### [Given data]
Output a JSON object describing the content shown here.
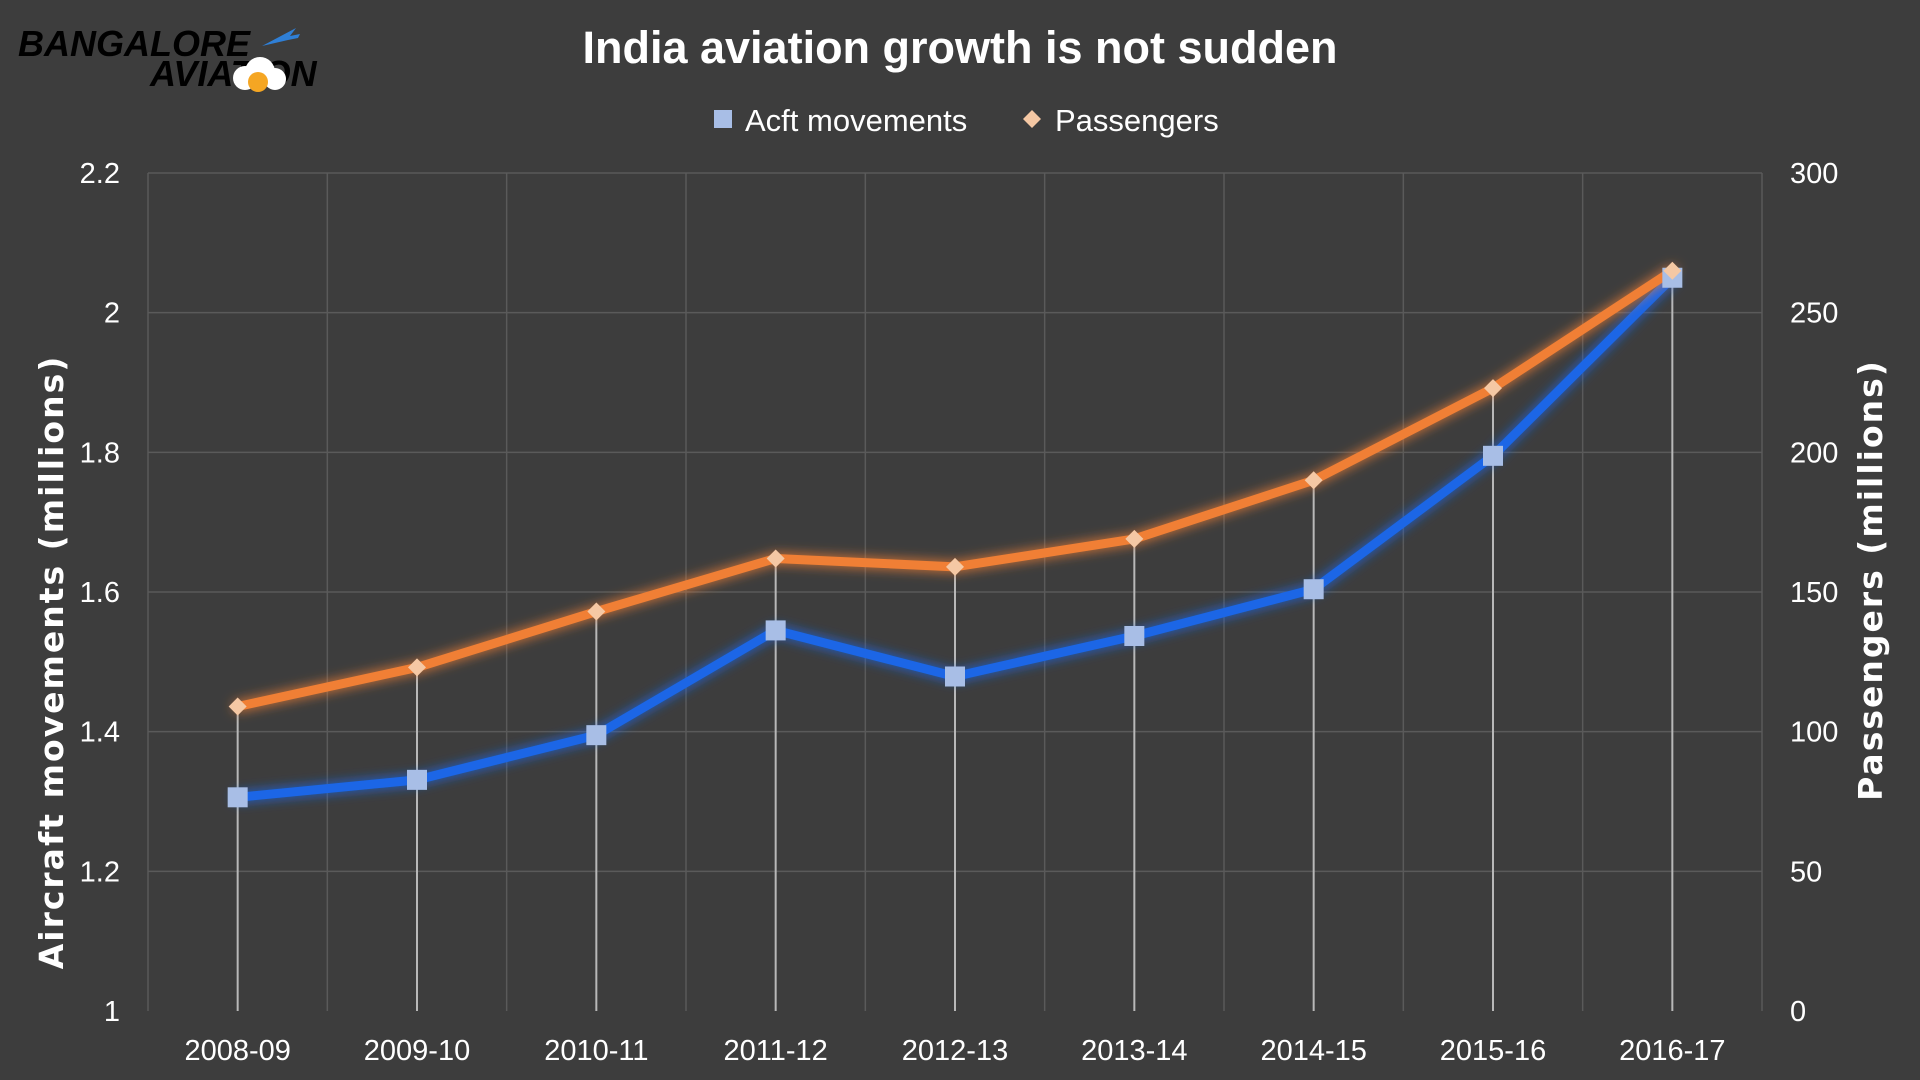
{
  "logo": {
    "line1": "BANGALORE",
    "line2": "AVIATION",
    "color_primary": "#f5a623",
    "color_secondary": "#2f7fd6"
  },
  "chart_data": {
    "type": "line",
    "title": "India aviation growth is not sudden",
    "categories": [
      "2008-09",
      "2009-10",
      "2010-11",
      "2011-12",
      "2012-13",
      "2013-14",
      "2014-15",
      "2015-16",
      "2016-17"
    ],
    "series": [
      {
        "name": "Acft movements",
        "axis": "left",
        "color": "#1a66e6",
        "marker": "square",
        "values": [
          1.306,
          1.331,
          1.395,
          1.545,
          1.479,
          1.537,
          1.604,
          1.795,
          2.05
        ]
      },
      {
        "name": "Passengers",
        "axis": "right",
        "color": "#f07f34",
        "marker": "diamond",
        "values": [
          109,
          123,
          143,
          162,
          159,
          169,
          190,
          223,
          265
        ]
      }
    ],
    "y_left": {
      "label": "Aircraft movements (millions)",
      "range": [
        1,
        2.2
      ],
      "ticks": [
        "1",
        "1.2",
        "1.4",
        "1.6",
        "1.8",
        "2",
        "2.2"
      ]
    },
    "y_right": {
      "label": "Passengers (millions)",
      "range": [
        0,
        300
      ],
      "ticks": [
        "0",
        "50",
        "100",
        "150",
        "200",
        "250",
        "300"
      ]
    },
    "grid": true,
    "legend_position": "top-center",
    "drop_lines": true
  }
}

### [Work instructions]
Quote the data exactly, leaving every image out of the copy.

### [Exercise response]
Output a JSON object describing the content shown here.
{
  "logo": {
    "line1": "BANGALORE",
    "line2": "AVIATION",
    "color_primary": "#f5a623",
    "color_secondary": "#2f7fd6"
  },
  "chart_data": {
    "type": "line",
    "title": "India aviation growth is not sudden",
    "categories": [
      "2008-09",
      "2009-10",
      "2010-11",
      "2011-12",
      "2012-13",
      "2013-14",
      "2014-15",
      "2015-16",
      "2016-17"
    ],
    "series": [
      {
        "name": "Acft movements",
        "axis": "left",
        "color": "#1a66e6",
        "marker": "square",
        "values": [
          1.306,
          1.331,
          1.395,
          1.545,
          1.479,
          1.537,
          1.604,
          1.795,
          2.05
        ]
      },
      {
        "name": "Passengers",
        "axis": "right",
        "color": "#f07f34",
        "marker": "diamond",
        "values": [
          109,
          123,
          143,
          162,
          159,
          169,
          190,
          223,
          265
        ]
      }
    ],
    "y_left": {
      "label": "Aircraft movements (millions)",
      "range": [
        1,
        2.2
      ],
      "ticks": [
        "1",
        "1.2",
        "1.4",
        "1.6",
        "1.8",
        "2",
        "2.2"
      ]
    },
    "y_right": {
      "label": "Passengers (millions)",
      "range": [
        0,
        300
      ],
      "ticks": [
        "0",
        "50",
        "100",
        "150",
        "200",
        "250",
        "300"
      ]
    },
    "grid": true,
    "legend_position": "top-center",
    "drop_lines": true
  }
}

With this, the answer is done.